> [Your objective]: Output verbatim every line from the one containing "empty-state-title: There are" through the last line of the rows, including both.

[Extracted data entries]
[Start]
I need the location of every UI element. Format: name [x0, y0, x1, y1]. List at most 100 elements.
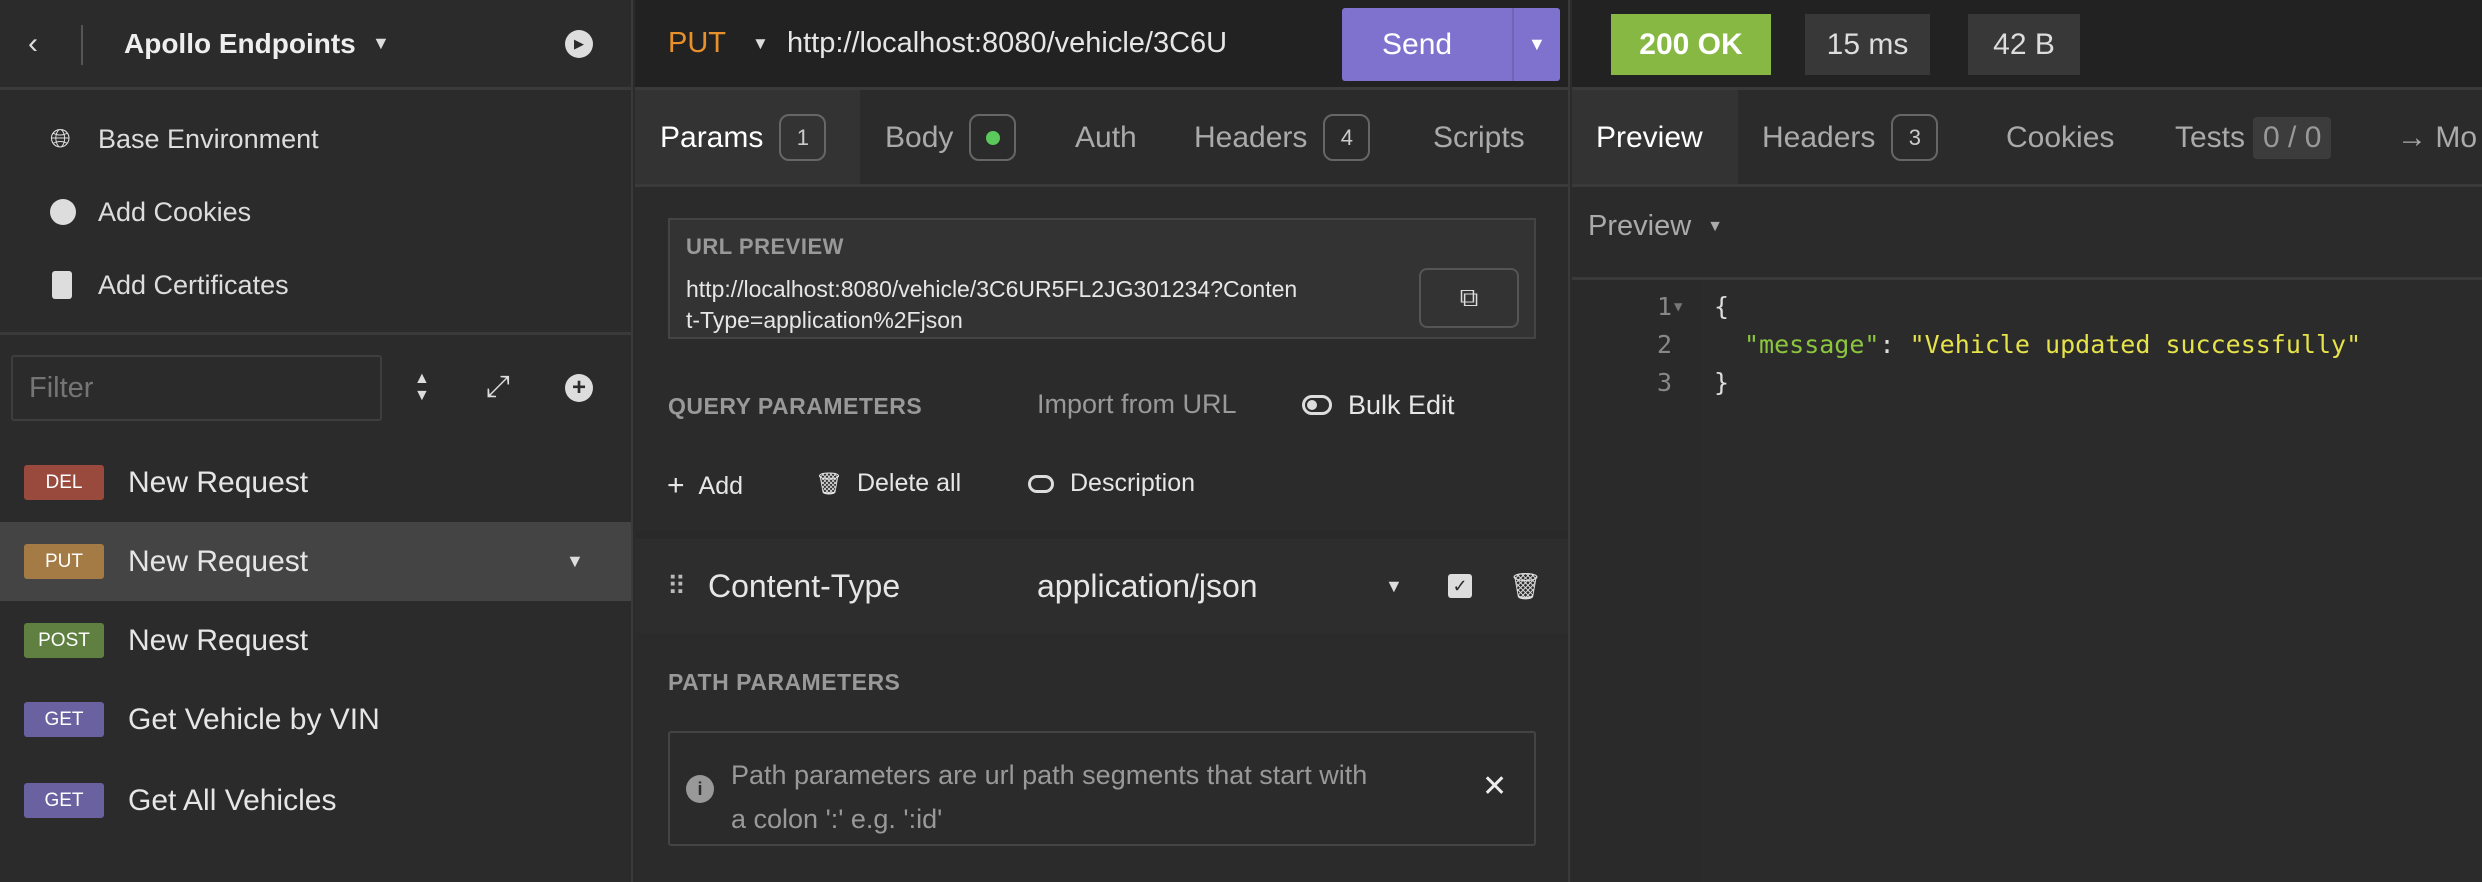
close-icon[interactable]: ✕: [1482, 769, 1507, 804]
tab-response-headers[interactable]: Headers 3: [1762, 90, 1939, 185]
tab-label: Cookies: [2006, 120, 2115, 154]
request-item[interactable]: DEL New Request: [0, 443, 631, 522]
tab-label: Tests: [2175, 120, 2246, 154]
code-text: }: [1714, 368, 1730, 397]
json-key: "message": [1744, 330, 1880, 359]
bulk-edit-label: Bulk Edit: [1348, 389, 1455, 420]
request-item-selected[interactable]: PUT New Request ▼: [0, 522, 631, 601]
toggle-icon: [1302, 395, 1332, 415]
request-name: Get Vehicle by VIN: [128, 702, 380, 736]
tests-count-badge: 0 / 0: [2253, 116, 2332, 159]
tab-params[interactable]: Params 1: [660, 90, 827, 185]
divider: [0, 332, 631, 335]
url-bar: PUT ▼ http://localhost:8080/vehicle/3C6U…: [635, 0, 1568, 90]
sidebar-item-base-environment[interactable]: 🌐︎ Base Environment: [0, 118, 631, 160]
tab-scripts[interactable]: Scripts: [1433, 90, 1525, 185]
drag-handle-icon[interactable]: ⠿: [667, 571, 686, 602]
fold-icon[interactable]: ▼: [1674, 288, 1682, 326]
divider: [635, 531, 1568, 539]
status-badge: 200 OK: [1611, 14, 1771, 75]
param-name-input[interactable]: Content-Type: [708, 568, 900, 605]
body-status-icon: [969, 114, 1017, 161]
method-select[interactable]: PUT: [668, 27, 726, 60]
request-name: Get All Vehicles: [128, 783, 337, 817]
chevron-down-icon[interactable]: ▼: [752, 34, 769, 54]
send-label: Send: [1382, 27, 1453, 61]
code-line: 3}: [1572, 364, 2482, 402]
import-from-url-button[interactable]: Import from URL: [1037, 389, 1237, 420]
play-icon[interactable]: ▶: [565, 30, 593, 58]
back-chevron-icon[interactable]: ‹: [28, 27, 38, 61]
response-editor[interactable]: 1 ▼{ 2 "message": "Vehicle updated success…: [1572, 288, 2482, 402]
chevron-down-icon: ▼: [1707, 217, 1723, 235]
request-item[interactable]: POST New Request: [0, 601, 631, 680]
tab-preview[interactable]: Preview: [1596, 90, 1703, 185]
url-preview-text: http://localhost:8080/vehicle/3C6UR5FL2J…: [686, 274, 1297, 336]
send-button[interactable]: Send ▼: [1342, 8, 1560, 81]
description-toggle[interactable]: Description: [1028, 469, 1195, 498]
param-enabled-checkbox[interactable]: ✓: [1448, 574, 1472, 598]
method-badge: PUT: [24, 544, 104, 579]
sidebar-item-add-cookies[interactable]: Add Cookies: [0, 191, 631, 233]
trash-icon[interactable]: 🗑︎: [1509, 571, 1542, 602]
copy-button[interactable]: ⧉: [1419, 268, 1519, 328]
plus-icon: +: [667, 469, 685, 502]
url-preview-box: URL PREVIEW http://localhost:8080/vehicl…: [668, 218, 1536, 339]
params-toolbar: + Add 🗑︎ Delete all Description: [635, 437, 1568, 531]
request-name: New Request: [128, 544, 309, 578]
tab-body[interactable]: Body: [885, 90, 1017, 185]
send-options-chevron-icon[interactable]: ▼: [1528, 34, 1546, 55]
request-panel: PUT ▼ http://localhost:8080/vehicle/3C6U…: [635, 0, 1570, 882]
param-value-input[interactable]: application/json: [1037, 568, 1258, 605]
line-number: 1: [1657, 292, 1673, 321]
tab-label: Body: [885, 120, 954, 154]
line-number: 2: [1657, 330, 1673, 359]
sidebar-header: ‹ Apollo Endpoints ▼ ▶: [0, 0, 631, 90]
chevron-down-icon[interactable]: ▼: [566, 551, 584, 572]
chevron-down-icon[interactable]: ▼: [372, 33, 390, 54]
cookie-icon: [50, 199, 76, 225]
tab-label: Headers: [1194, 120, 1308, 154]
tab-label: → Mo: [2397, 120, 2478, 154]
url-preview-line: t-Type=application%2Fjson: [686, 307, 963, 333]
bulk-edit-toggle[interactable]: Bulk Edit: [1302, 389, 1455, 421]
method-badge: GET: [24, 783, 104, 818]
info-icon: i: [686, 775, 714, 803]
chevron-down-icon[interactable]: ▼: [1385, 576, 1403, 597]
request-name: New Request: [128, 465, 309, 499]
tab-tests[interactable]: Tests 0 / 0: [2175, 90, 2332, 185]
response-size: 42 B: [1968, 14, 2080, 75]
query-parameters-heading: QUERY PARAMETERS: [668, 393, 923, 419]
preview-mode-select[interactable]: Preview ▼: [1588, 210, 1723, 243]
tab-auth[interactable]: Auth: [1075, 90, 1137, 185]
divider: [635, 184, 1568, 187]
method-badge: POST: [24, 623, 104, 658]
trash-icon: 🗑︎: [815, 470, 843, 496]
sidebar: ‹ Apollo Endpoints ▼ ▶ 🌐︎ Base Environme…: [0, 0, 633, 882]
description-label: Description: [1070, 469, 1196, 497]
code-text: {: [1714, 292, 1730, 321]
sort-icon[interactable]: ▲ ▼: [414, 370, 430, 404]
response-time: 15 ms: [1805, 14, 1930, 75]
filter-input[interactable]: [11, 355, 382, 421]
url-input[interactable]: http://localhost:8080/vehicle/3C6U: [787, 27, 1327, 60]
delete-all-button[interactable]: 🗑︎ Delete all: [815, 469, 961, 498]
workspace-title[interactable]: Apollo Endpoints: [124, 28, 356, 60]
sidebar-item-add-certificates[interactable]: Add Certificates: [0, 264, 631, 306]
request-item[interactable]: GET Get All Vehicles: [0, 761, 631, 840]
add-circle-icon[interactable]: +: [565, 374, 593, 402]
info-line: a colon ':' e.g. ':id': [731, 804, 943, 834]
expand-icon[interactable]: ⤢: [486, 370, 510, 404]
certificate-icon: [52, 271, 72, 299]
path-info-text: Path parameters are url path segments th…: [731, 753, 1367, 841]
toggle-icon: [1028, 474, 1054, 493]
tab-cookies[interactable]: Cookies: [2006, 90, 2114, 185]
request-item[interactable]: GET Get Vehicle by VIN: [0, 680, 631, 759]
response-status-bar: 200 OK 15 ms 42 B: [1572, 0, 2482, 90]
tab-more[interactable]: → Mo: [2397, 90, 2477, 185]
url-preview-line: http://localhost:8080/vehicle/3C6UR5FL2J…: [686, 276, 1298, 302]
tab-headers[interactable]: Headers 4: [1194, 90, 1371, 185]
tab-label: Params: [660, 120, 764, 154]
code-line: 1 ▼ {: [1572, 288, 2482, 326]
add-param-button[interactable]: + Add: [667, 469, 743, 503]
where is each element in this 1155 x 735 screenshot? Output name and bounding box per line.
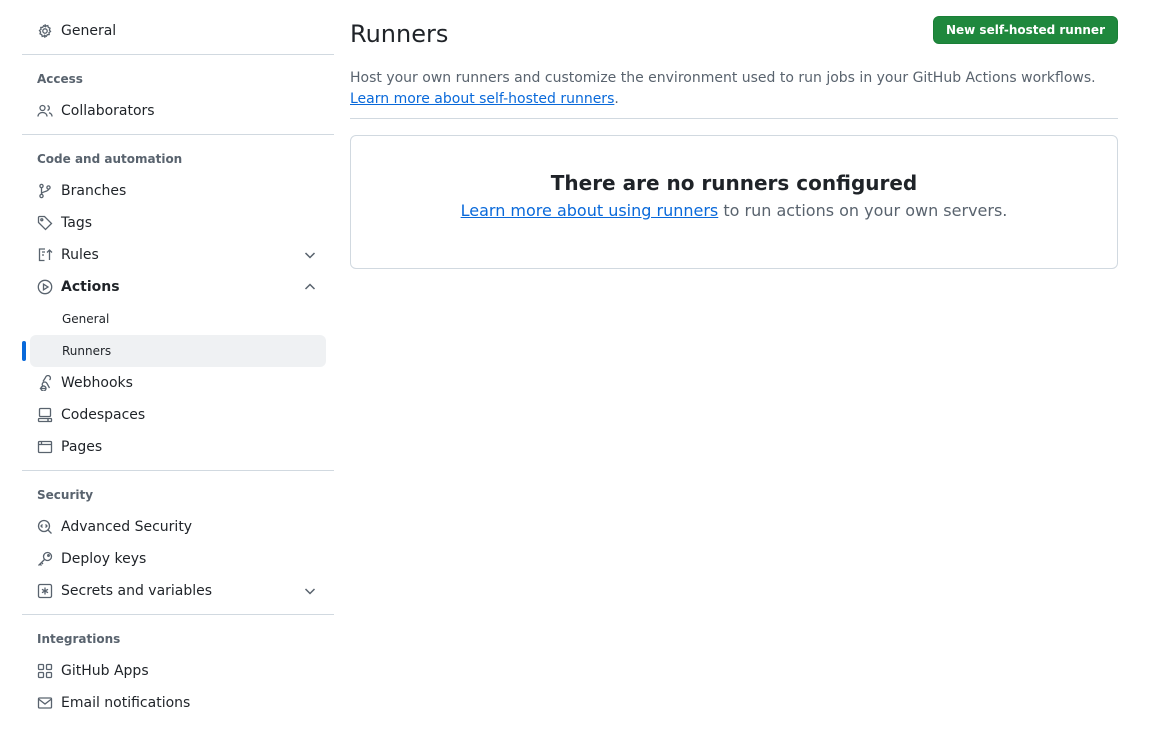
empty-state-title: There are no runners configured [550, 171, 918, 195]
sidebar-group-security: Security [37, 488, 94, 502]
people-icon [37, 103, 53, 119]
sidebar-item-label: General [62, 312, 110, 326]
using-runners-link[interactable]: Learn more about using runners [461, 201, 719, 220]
[End]
> [Exercise result]:
empty-state-title: There are no runners configured [550, 171, 918, 195]
sidebar-group-security: Security [37, 488, 94, 502]
people-icon [37, 103, 53, 119]
sidebar-item-label: General [62, 312, 110, 326]
using-runners-link[interactable]: Learn more about using runners [461, 201, 719, 220]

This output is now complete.